Otras muchas personas invocaron al entonces Siervo de Dios por la misma intención, según refiere una amiga de Luisa: «hermanas, sus padres, el marido, amigos, hasta unas religiosas de clausura a quienes pedía oraciones por una intención, encomendaron a Mons. Escrivá la causa humanamente imposible».

Pasaron los años y el hijo deseado no llegaba. Luisa se acordó de las enseñanzas del Fundador del Opus Dei: ¿y si Dios tenía otros planes? Ella misma cuenta que, después de haber rezado ocho años por esa intención, dejó de hacerlo: «Me resigné a no tener más hijos —escribe en su relación—, ya no recé más por esa intención. Pensé que Dios querría otra cosa para mí; por ejemplo que me dedicara a los demás por el hecho de tener tiempo para eso, porque con un solo hijo se puede hacer con más facilidad».

Sin embargo, no era ése el querer divino. Parece como si el Señor hubiera esperado aquel acto de plena conformidad con su Voluntad para concederle una gracia tan anhelada.

Un nacimiento inexplicable

Todo sucedió con la mayor naturalidad. En 1988, Luisa quedó embarazada. La sorpresa suya y del marido fue grande; pero mayor, si cabe, fue la del ginecólogo que la había atendido: él sabía bien la extrema improbabilidad de que ese hecho se produjera. El embarazo transcurrió normalmente y el 9 de enero de 1989 nacía Juan José mediante operación cesárea. Uno de los testigos afirma que el médico, después de la intervención, «declaró enfáticamente que no había explicación humana, que Luisa seguía siendo tan infértil como cuando comenzó él a tratarla».

Efectivamente, en el protocolo del acto operatorio el cirujano deja constancia de su asombro con estas palabras lapidarias: «No existe una explicación lógica para este embarazo». Los motivos de una afirmación tan tajante están enumerados en una relación posterior, de junio de 1989, donde el especialista deja constancia del estado del único ovario y de la única trompa de la paciente, observados directamente en el acto operatorio: «el único ovario (…) está casi en su totalidad cubierto por tejido cicatricial, dejando ver sólo un pequeño segmento del mismo. Por otra parte, no se puede identificar claramente una trompa, y existe una abertura que puede corresponder a la fimbria (de la trompa), fija y lejos del ovario, por lo que esto hace técnicamente imposible entender cómo pudo juntarse el óvulo con el espermatozoide e iniciar el proceso de vida que dio origen a este embarazo».

____________________

▶ **Tarea asignada 1**
¿Cómo quedaría, más breve y con sus datos principales, el párrafo del relato del nacimiento de Juan José que empieza con «Pasaron los años y el hijo deseado»?
▶ **Tarea asignada 2**
Responde estas preguntas según el relato del nacimiento de Juan José:
(a) ¿Durante cuántos años rezó Luisa por la intención de tener otro hijo antes de dejar de hacerlo?
(b) ¿En qué fecha nació Juan José y mediante qué operación?
(c) ¿Qué frase dejó escrita el cirujano en el protocolo del acto operatorio?
▶ **Tarea asignada 3**
Prosigue el relato del nacimiento de Juan José a partir de su última frase.

____________________

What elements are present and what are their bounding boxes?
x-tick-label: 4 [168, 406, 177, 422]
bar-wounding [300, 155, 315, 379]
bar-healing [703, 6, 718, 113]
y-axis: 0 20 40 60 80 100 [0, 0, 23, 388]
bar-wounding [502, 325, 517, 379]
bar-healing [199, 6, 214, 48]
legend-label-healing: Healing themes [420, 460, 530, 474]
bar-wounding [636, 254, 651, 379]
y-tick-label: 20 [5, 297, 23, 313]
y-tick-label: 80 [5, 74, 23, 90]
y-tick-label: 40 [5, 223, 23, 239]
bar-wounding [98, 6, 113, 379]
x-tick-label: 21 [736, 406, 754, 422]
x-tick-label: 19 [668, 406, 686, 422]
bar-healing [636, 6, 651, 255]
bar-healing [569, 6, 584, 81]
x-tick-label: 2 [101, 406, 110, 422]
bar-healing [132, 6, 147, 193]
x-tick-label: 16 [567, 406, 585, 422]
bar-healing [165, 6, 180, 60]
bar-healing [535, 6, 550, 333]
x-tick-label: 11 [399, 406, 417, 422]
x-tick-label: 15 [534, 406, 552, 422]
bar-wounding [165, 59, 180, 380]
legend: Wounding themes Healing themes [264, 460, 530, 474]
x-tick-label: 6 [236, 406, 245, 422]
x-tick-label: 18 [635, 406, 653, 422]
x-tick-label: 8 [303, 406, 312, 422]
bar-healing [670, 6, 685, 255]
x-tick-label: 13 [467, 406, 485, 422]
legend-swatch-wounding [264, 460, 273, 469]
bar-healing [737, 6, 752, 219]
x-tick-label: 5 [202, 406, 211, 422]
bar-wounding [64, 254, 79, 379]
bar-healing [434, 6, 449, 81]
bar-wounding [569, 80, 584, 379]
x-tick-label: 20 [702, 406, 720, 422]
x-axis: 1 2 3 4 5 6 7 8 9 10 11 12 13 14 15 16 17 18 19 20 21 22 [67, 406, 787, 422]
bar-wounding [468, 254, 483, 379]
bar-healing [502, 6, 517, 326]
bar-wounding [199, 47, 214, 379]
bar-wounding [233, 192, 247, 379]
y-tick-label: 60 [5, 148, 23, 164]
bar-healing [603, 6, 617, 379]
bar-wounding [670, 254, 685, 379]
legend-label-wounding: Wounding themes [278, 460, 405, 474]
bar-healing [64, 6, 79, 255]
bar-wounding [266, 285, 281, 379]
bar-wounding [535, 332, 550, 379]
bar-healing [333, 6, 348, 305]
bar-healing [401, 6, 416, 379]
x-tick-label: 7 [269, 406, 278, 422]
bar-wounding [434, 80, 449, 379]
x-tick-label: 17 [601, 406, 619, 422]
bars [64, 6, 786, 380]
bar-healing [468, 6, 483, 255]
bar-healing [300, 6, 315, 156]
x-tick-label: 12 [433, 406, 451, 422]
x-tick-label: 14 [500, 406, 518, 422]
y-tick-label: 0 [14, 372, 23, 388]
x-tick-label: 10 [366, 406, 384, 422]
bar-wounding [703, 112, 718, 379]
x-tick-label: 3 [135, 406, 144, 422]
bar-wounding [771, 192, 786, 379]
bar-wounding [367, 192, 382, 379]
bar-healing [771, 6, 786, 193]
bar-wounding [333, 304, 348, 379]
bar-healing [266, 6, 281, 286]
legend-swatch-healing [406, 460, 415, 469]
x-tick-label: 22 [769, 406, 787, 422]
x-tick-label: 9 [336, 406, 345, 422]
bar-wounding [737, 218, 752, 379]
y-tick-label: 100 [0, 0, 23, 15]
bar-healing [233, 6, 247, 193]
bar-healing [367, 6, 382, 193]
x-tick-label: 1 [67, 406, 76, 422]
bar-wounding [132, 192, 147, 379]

____________________

▶ **Resultado de la tarea 1**
Como el hijo deseado no llegaba, Luisa recordó las enseñanzas del Fundador del Opus Dei y se preguntó si Dios tenía otros planes. Después de rezar ocho años por esa intención, se resignó a no tener más hijos y dejó de pedirlo. Pensó que quizá Dios quería que se dedicara a los demás, pues con un solo hijo tenía tiempo para ello.

▶ **Resultado de la tarea 2**
(a) Durante ocho años.
(b) El 9 de enero de 1989, mediante operación cesárea.
(c) «No existe una explicación lógica para este embarazo».

▶ **Resultado de la tarea 3**
Para quien conoce bien la anatomía y la fisiología, un embarazo en estas circunstancias es absolutamente inexplicable. Es la conclusión a la que llega también el jefe del servicio de Ginecología y Obstetricia de un hospital de Madrid: «Ante los datos disponibles, basándome en mi experiencia personal y en la literatura revisada, se puede concluir que no tiene explicación científica el hecho de que se produzca una fecundación en las condiciones reseñadas».

Una cosa más conviene señalar: el nacimiento de Juan José coincidió con el aniversario del nacimiento del Beato Josemaría. Hay que aclarar que el cirujano no tenía la menor idea del significado de esta fecha, cuando fijó la operación cesárea para el 9 de enero de 1989. Los padres de la criatura, al darse cuenta, lo interpretaron como el resello de que debían ese hijo a la intercesión del Fundador del Opus Dei ante el trono divino. Era —así se expresa uno de los testigos— «como el broche de oro» de un prodigio en el que se revela toda la grandeza de Dios, Autor de la vida.

Afirma la persona beneficiada: «Mi milagro es haber tenido un hijo habiéndoseme negado médicamente toda posibilidad a engendrar, excepto por «fertilización in vitro», lo que nunca hice porque la Iglesia se pronunció contrario a ello y no quería desobedecer.

»No me estaba haciendo ningún tratamiento especial; es más, hacía dos años que me había sometido a una intervención quirúrgica con el siguiente diagnóstico: imposibilidad de fecundación por vía normal y natural».

No duda en atribuir la concepción y nacimiento del hijo a la intercesión del Fundador del Opus Dei, por lo mucho que se lo había pedido.